• [Requirement]: For every line in the data below that contains "augment", copy the line.

• [The records]:
+ + +

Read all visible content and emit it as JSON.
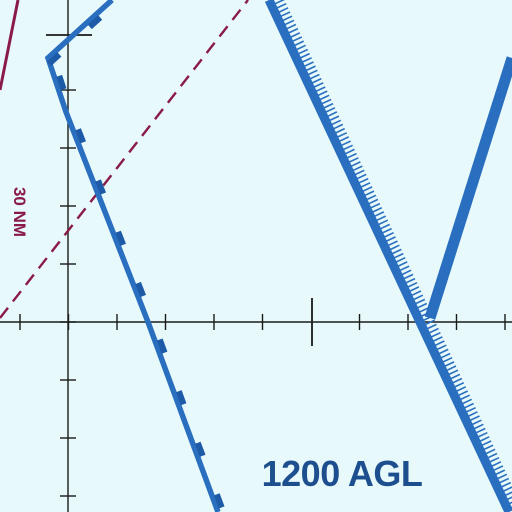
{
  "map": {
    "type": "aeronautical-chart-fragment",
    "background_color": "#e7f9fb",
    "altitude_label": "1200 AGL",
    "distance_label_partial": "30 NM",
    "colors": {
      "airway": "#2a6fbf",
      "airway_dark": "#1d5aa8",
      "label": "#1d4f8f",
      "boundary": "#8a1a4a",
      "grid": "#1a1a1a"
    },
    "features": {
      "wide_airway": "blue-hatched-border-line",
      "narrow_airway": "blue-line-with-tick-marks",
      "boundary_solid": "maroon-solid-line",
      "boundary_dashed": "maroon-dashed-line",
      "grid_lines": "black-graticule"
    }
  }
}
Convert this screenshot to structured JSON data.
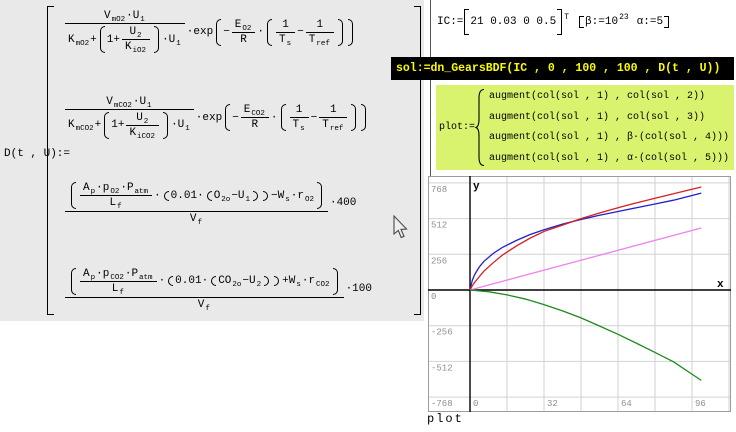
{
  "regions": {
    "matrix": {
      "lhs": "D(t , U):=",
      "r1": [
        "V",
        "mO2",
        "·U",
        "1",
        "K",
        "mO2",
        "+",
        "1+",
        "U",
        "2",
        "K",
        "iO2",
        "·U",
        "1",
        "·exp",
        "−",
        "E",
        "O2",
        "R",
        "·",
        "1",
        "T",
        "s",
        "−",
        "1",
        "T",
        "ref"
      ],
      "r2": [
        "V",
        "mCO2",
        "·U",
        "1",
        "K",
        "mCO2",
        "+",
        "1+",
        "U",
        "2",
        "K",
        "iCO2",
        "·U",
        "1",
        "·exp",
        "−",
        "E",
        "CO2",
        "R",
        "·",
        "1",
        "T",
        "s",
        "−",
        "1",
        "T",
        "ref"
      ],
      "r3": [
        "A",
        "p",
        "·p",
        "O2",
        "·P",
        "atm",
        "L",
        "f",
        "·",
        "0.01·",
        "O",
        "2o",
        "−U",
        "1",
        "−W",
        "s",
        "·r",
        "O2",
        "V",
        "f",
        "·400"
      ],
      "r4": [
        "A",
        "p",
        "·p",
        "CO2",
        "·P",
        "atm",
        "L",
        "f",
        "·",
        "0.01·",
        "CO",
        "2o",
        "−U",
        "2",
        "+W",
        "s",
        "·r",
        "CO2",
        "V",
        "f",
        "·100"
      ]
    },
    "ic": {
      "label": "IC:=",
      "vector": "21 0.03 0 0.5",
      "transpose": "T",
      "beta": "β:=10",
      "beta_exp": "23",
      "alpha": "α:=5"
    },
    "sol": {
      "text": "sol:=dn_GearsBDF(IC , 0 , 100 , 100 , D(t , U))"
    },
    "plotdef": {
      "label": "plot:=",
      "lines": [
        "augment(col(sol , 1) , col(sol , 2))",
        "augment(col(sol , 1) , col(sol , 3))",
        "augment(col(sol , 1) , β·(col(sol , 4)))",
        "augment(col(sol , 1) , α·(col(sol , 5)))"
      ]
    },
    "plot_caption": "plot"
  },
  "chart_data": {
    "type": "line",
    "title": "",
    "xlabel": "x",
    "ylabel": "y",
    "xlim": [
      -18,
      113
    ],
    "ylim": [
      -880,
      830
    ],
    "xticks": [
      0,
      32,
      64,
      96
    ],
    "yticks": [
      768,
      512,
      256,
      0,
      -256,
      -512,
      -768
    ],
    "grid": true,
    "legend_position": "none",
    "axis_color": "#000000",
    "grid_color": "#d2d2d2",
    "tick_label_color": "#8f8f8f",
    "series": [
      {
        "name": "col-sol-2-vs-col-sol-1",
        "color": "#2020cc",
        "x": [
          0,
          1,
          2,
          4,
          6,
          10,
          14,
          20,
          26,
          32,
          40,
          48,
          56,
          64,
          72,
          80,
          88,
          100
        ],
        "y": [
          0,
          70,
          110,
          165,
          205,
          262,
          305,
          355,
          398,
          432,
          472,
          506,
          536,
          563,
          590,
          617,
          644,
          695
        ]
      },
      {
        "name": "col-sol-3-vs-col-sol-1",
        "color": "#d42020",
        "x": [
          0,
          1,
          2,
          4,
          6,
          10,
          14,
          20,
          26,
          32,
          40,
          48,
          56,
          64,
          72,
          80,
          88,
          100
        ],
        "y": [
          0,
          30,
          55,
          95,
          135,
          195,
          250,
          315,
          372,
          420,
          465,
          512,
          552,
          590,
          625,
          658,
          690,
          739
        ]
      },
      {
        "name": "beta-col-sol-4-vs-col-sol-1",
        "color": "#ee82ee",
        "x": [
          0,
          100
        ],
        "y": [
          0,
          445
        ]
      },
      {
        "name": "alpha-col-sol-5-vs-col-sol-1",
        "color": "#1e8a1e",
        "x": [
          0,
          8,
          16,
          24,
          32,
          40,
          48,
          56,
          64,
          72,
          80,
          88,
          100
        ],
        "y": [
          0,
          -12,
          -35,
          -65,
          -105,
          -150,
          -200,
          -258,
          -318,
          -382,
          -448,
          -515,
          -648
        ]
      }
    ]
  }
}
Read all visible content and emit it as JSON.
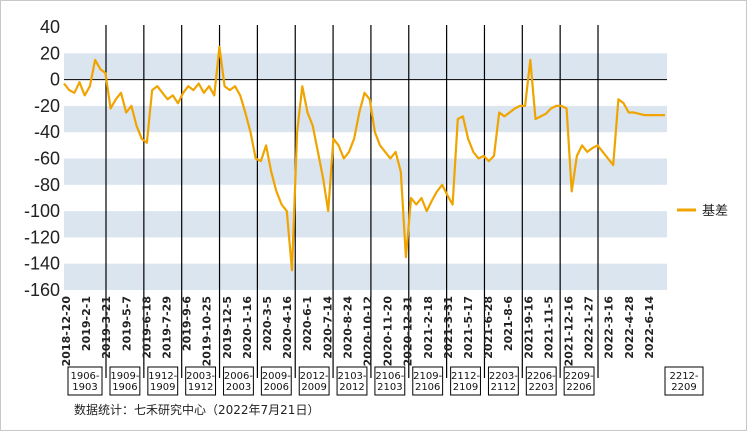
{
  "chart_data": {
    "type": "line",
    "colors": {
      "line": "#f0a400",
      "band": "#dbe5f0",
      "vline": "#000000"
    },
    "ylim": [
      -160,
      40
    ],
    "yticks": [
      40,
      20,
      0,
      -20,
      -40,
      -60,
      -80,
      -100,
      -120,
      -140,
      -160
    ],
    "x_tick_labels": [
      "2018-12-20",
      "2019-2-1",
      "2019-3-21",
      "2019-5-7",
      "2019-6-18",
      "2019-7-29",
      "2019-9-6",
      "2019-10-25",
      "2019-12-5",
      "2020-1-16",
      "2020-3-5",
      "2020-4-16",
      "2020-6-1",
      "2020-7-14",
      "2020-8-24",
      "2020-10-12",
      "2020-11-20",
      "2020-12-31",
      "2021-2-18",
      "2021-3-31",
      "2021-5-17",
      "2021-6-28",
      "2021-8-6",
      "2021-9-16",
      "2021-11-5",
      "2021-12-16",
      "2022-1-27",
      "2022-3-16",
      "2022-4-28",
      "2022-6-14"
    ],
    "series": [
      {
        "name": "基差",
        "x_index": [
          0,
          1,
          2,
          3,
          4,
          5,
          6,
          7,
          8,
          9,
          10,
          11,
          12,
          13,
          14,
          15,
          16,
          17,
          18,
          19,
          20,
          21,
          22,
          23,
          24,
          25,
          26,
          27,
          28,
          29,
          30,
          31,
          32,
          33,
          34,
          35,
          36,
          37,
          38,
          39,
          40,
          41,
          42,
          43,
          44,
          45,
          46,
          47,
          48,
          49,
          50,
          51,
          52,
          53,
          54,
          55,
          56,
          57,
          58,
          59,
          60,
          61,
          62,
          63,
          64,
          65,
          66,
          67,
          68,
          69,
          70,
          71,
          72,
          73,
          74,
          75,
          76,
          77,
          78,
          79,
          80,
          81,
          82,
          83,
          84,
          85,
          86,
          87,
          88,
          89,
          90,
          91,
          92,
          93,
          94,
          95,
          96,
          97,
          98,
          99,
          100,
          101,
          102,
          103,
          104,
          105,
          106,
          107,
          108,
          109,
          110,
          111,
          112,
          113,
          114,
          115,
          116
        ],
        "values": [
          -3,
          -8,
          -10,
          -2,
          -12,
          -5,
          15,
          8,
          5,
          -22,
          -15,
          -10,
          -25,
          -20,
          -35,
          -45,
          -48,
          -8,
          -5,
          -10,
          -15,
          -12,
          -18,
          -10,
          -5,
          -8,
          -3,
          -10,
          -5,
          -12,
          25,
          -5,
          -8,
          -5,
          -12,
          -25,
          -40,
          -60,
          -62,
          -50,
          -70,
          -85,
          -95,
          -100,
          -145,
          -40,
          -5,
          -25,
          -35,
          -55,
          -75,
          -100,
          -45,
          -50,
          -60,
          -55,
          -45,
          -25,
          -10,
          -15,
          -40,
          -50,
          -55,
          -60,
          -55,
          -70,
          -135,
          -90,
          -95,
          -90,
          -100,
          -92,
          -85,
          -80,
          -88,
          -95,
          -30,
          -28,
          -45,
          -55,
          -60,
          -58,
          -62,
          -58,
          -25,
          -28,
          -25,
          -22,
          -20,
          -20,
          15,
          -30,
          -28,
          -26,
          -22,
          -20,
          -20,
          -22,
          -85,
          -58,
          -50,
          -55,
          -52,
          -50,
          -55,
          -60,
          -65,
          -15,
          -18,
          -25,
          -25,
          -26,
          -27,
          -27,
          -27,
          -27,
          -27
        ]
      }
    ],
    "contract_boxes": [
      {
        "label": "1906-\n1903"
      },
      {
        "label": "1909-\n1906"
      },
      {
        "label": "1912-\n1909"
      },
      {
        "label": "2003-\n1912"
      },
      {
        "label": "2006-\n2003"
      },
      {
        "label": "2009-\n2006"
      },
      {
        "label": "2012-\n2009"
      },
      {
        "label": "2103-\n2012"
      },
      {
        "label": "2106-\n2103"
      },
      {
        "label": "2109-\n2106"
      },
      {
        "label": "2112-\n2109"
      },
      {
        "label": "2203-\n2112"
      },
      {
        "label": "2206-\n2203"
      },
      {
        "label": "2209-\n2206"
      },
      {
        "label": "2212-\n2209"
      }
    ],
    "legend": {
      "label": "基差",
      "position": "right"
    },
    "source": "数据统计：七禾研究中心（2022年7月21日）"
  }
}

+ + +

• [Written answer]:
        "augment(col(sol , 1) , col(sol , 2))",
        "augment(col(sol , 1) , col(sol , 3))",
        "augment(col(sol , 1) , β·(col(sol , 4)))",
        "augment(col(sol , 1) , α·(col(sol , 5)))"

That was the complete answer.